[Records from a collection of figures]
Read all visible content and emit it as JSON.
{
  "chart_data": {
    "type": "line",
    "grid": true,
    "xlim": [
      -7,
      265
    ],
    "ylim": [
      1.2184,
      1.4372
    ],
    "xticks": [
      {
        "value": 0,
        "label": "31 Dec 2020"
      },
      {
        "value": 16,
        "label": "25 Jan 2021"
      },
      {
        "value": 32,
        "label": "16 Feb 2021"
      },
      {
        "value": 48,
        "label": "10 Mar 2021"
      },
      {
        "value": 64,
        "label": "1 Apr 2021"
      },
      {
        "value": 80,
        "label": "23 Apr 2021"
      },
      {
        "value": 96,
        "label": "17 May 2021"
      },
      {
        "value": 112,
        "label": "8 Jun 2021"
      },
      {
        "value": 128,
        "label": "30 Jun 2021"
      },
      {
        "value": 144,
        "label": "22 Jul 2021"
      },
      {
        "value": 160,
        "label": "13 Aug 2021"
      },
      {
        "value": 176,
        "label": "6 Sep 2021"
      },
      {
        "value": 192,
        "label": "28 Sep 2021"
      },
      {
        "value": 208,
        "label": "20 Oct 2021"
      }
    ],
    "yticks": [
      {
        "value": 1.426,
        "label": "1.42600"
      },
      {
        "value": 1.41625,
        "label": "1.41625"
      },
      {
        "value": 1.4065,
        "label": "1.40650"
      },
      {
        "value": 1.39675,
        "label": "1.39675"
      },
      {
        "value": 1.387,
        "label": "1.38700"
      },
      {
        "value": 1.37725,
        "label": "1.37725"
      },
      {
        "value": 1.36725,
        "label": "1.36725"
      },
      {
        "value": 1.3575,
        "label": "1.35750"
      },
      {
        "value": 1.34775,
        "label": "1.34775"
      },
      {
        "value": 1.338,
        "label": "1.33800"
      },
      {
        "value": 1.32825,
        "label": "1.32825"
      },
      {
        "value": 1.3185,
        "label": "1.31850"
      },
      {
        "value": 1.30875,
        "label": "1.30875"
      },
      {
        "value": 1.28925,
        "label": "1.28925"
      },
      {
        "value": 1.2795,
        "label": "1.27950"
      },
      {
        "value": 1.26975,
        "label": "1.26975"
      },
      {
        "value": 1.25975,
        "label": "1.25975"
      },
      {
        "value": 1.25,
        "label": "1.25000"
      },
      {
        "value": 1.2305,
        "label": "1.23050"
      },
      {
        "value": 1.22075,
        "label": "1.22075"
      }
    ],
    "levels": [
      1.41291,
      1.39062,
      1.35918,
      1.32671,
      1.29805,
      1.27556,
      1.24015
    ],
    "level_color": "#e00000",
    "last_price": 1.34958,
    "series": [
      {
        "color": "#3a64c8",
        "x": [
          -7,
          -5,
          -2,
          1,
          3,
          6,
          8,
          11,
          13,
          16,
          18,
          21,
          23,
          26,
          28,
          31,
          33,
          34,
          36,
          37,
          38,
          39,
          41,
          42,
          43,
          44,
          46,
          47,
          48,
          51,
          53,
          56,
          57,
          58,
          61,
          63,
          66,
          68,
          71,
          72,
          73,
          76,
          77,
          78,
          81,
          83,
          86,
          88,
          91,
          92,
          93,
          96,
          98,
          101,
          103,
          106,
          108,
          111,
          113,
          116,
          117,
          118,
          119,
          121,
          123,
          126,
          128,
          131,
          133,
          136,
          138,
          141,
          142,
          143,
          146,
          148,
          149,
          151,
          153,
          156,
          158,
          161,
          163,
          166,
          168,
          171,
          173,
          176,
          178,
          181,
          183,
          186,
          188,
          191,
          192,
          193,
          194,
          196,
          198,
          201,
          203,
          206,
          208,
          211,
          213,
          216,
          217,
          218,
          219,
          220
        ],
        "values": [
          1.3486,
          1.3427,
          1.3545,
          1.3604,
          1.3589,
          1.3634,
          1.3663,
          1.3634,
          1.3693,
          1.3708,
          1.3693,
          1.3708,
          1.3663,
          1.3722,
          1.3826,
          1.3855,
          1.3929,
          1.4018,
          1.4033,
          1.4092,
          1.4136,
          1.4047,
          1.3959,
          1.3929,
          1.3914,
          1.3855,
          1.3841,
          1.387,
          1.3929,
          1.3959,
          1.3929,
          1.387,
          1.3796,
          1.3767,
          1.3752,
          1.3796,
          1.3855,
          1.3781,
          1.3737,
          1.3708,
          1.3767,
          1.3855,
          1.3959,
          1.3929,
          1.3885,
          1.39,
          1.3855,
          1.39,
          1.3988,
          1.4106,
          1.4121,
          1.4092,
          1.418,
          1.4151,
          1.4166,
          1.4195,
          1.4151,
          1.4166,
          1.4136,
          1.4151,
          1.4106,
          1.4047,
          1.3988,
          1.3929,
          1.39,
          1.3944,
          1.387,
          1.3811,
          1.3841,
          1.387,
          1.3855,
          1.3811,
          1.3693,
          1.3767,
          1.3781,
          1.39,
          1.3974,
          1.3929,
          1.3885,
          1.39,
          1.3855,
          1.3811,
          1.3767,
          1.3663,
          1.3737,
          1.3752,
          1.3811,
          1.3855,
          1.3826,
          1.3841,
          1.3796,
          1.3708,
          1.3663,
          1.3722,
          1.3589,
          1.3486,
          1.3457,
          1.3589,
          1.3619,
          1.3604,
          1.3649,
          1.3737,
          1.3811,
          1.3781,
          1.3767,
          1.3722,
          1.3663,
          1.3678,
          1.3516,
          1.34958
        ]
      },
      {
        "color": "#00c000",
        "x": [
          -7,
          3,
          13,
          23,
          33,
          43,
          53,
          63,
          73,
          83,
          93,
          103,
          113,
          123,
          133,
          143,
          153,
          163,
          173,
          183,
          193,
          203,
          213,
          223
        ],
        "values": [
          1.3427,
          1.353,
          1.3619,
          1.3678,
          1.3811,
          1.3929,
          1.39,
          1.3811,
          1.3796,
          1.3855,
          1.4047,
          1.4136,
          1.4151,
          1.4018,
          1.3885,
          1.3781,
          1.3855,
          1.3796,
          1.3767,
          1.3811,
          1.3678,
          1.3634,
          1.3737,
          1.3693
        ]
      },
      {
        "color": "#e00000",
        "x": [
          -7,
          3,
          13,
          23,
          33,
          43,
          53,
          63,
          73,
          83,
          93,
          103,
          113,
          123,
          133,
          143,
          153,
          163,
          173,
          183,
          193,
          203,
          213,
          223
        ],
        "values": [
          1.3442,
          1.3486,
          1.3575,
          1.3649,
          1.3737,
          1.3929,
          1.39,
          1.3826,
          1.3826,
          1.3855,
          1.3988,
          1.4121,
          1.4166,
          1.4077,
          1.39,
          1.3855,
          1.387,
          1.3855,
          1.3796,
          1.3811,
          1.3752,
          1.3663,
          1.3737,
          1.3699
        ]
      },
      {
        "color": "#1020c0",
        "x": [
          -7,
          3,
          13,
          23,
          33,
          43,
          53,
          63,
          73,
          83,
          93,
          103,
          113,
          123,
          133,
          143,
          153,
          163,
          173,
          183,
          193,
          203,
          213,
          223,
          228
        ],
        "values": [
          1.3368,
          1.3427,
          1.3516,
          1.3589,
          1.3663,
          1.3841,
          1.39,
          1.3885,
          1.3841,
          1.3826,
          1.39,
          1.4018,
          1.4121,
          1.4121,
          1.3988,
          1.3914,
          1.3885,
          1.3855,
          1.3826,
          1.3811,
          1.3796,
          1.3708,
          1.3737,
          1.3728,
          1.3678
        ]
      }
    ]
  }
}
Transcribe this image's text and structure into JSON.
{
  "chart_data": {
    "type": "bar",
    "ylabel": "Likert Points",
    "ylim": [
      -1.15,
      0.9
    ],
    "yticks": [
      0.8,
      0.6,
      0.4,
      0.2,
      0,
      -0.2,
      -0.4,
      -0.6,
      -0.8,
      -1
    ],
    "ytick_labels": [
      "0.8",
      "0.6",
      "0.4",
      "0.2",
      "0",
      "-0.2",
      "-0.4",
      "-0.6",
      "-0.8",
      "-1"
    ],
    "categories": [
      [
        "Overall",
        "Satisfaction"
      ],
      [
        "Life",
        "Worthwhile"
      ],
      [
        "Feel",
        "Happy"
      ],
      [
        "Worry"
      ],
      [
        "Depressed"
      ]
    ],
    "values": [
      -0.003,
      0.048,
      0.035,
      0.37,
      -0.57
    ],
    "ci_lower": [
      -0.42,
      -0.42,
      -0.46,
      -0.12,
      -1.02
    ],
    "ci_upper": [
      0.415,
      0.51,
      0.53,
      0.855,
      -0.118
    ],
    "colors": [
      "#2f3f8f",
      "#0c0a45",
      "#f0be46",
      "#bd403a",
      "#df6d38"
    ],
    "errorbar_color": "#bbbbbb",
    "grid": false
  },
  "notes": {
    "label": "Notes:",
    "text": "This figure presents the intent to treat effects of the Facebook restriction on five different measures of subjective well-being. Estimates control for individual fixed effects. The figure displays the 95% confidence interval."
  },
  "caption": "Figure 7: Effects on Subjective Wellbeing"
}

▸ **What is being asked**
Go through the data and gather every line that holds "JSON".

▸ **Right answer**
Read all visible content and emit it as JSON.
Transcribe this image's text and structure into JSON.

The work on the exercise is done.